→ Instructions to follow:
Please give the data below again in full, exactly as it stands.

→ Stored data:
[Begin]

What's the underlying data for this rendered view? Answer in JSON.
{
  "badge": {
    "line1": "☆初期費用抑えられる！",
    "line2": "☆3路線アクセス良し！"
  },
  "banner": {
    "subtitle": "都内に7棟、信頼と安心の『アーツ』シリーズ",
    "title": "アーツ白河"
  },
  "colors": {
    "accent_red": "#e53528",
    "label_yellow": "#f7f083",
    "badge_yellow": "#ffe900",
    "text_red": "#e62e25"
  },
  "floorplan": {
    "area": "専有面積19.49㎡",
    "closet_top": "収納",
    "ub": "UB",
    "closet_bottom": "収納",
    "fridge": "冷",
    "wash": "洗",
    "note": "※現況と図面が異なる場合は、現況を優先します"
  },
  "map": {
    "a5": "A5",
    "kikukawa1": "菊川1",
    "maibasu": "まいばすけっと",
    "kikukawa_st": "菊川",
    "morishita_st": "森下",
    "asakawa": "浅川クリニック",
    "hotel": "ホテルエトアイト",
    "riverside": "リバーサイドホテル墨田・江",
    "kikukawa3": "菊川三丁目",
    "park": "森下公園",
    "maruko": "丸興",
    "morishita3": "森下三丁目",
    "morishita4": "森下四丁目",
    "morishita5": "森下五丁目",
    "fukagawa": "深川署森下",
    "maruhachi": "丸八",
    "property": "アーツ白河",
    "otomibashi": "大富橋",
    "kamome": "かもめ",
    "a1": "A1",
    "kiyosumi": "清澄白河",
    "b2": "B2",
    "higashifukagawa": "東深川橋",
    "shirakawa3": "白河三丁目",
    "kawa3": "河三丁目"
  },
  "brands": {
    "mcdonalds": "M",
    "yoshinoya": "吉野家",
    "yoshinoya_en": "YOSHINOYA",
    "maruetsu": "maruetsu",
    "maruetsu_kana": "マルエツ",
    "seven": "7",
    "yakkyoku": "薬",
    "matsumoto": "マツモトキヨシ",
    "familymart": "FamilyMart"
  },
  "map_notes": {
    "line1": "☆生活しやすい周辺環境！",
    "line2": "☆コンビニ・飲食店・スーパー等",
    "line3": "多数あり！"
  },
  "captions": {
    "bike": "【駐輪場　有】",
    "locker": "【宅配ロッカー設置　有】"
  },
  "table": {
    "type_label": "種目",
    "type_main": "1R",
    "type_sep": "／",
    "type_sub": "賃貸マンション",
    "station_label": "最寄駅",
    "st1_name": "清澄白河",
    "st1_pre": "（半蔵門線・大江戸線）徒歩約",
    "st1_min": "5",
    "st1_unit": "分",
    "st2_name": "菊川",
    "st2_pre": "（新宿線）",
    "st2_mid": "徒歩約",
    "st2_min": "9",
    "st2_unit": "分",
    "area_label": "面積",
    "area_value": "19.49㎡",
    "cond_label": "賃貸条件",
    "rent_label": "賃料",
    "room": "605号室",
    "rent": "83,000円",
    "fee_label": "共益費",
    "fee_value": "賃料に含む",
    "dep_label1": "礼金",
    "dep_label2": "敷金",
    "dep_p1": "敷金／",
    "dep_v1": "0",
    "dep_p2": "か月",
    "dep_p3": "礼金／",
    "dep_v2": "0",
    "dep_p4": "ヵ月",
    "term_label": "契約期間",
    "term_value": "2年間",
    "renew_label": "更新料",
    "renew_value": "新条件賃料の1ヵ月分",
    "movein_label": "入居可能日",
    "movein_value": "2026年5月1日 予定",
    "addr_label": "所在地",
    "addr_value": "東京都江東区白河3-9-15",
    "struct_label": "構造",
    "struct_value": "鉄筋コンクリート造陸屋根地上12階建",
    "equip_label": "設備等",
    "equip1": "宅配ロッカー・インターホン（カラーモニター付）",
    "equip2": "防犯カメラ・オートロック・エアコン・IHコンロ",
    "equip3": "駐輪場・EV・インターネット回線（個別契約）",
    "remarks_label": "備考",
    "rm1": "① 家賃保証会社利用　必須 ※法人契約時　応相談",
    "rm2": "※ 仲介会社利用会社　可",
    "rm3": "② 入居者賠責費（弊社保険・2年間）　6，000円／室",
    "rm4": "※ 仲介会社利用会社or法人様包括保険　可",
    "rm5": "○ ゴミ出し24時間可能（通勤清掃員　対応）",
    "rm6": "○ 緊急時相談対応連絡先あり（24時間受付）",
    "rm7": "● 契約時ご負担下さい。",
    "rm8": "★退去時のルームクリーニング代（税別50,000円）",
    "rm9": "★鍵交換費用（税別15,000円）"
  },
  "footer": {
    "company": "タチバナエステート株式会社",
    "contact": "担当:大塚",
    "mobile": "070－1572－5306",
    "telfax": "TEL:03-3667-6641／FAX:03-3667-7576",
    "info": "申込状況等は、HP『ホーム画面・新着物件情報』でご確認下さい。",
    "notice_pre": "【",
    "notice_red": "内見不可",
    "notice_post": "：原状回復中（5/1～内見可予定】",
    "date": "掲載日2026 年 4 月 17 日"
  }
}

[End]

→ The result:
What's the underlying data for this rendered view? Answer in JSON.
{
  "badge": {
    "line1": "☆初期費用抑えられる！",
    "line2": "☆3路線アクセス良し！"
  },
  "banner": {
    "subtitle": "都内に7棟、信頼と安心の『アーツ』シリーズ",
    "title": "アーツ白河"
  },
  "colors": {
    "accent_red": "#e53528",
    "label_yellow": "#f7f083",
    "badge_yellow": "#ffe900",
    "text_red": "#e62e25"
  },
  "floorplan": {
    "area": "専有面積19.49㎡",
    "closet_top": "収納",
    "ub": "UB",
    "closet_bottom": "収納",
    "fridge": "冷",
    "wash": "洗",
    "note": "※現況と図面が異なる場合は、現況を優先します"
  },
  "map": {
    "a5": "A5",
    "kikukawa1": "菊川1",
    "maibasu": "まいばすけっと",
    "kikukawa_st": "菊川",
    "morishita_st": "森下",
    "asakawa": "浅川クリニック",
    "hotel": "ホテルエトアイト",
    "riverside": "リバーサイドホテル墨田・江",
    "kikukawa3": "菊川三丁目",
    "park": "森下公園",
    "maruko": "丸興",
    "morishita3": "森下三丁目",
    "morishita4": "森下四丁目",
    "morishita5": "森下五丁目",
    "fukagawa": "深川署森下",
    "maruhachi": "丸八",
    "property": "アーツ白河",
    "otomibashi": "大富橋",
    "kamome": "かもめ",
    "a1": "A1",
    "kiyosumi": "清澄白河",
    "b2": "B2",
    "higashifukagawa": "東深川橋",
    "shirakawa3": "白河三丁目",
    "kawa3": "河三丁目"
  },
  "brands": {
    "mcdonalds": "M",
    "yoshinoya": "吉野家",
    "yoshinoya_en": "YOSHINOYA",
    "maruetsu": "maruetsu",
    "maruetsu_kana": "マルエツ",
    "seven": "7",
    "yakkyoku": "薬",
    "matsumoto": "マツモトキヨシ",
    "familymart": "FamilyMart"
  },
  "map_notes": {
    "line1": "☆生活しやすい周辺環境！",
    "line2": "☆コンビニ・飲食店・スーパー等",
    "line3": "多数あり！"
  },
  "captions": {
    "bike": "【駐輪場　有】",
    "locker": "【宅配ロッカー設置　有】"
  },
  "table": {
    "type_label": "種目",
    "type_main": "1R",
    "type_sep": "／",
    "type_sub": "賃貸マンション",
    "station_label": "最寄駅",
    "st1_name": "清澄白河",
    "st1_pre": "（半蔵門線・大江戸線）徒歩約",
    "st1_min": "5",
    "st1_unit": "分",
    "st2_name": "菊川",
    "st2_pre": "（新宿線）",
    "st2_mid": "徒歩約",
    "st2_min": "9",
    "st2_unit": "分",
    "area_label": "面積",
    "area_value": "19.49㎡",
    "cond_label": "賃貸条件",
    "rent_label": "賃料",
    "room": "605号室",
    "rent": "83,000円",
    "fee_label": "共益費",
    "fee_value": "賃料に含む",
    "dep_label1": "礼金",
    "dep_label2": "敷金",
    "dep_p1": "敷金／",
    "dep_v1": "0",
    "dep_p2": "か月",
    "dep_p3": "礼金／",
    "dep_v2": "0",
    "dep_p4": "ヵ月",
    "term_label": "契約期間",
    "term_value": "2年間",
    "renew_label": "更新料",
    "renew_value": "新条件賃料の1ヵ月分",
    "movein_label": "入居可能日",
    "movein_value": "2026年5月1日 予定",
    "addr_label": "所在地",
    "addr_value": "東京都江東区白河3-9-15",
    "struct_label": "構造",
    "struct_value": "鉄筋コンクリート造陸屋根地上12階建",
    "equip_label": "設備等",
    "equip1": "宅配ロッカー・インターホン（カラーモニター付）",
    "equip2": "防犯カメラ・オートロック・エアコン・IHコンロ",
    "equip3": "駐輪場・EV・インターネット回線（個別契約）",
    "remarks_label": "備考",
    "rm1": "① 家賃保証会社利用　必須 ※法人契約時　応相談",
    "rm2": "※ 仲介会社利用会社　可",
    "rm3": "② 入居者賠責費（弊社保険・2年間）　6，000円／室",
    "rm4": "※ 仲介会社利用会社or法人様包括保険　可",
    "rm5": "○ ゴミ出し24時間可能（通勤清掃員　対応）",
    "rm6": "○ 緊急時相談対応連絡先あり（24時間受付）",
    "rm7": "● 契約時ご負担下さい。",
    "rm8": "★退去時のルームクリーニング代（税別50,000円）",
    "rm9": "★鍵交換費用（税別15,000円）"
  },
  "footer": {
    "company": "タチバナエステート株式会社",
    "contact": "担当:大塚",
    "mobile": "070－1572－5306",
    "telfax": "TEL:03-3667-6641／FAX:03-3667-7576",
    "info": "申込状況等は、HP『ホーム画面・新着物件情報』でご確認下さい。",
    "notice_pre": "【",
    "notice_red": "内見不可",
    "notice_post": "：原状回復中（5/1～内見可予定】",
    "date": "掲載日2026 年 4 月 17 日"
  }
}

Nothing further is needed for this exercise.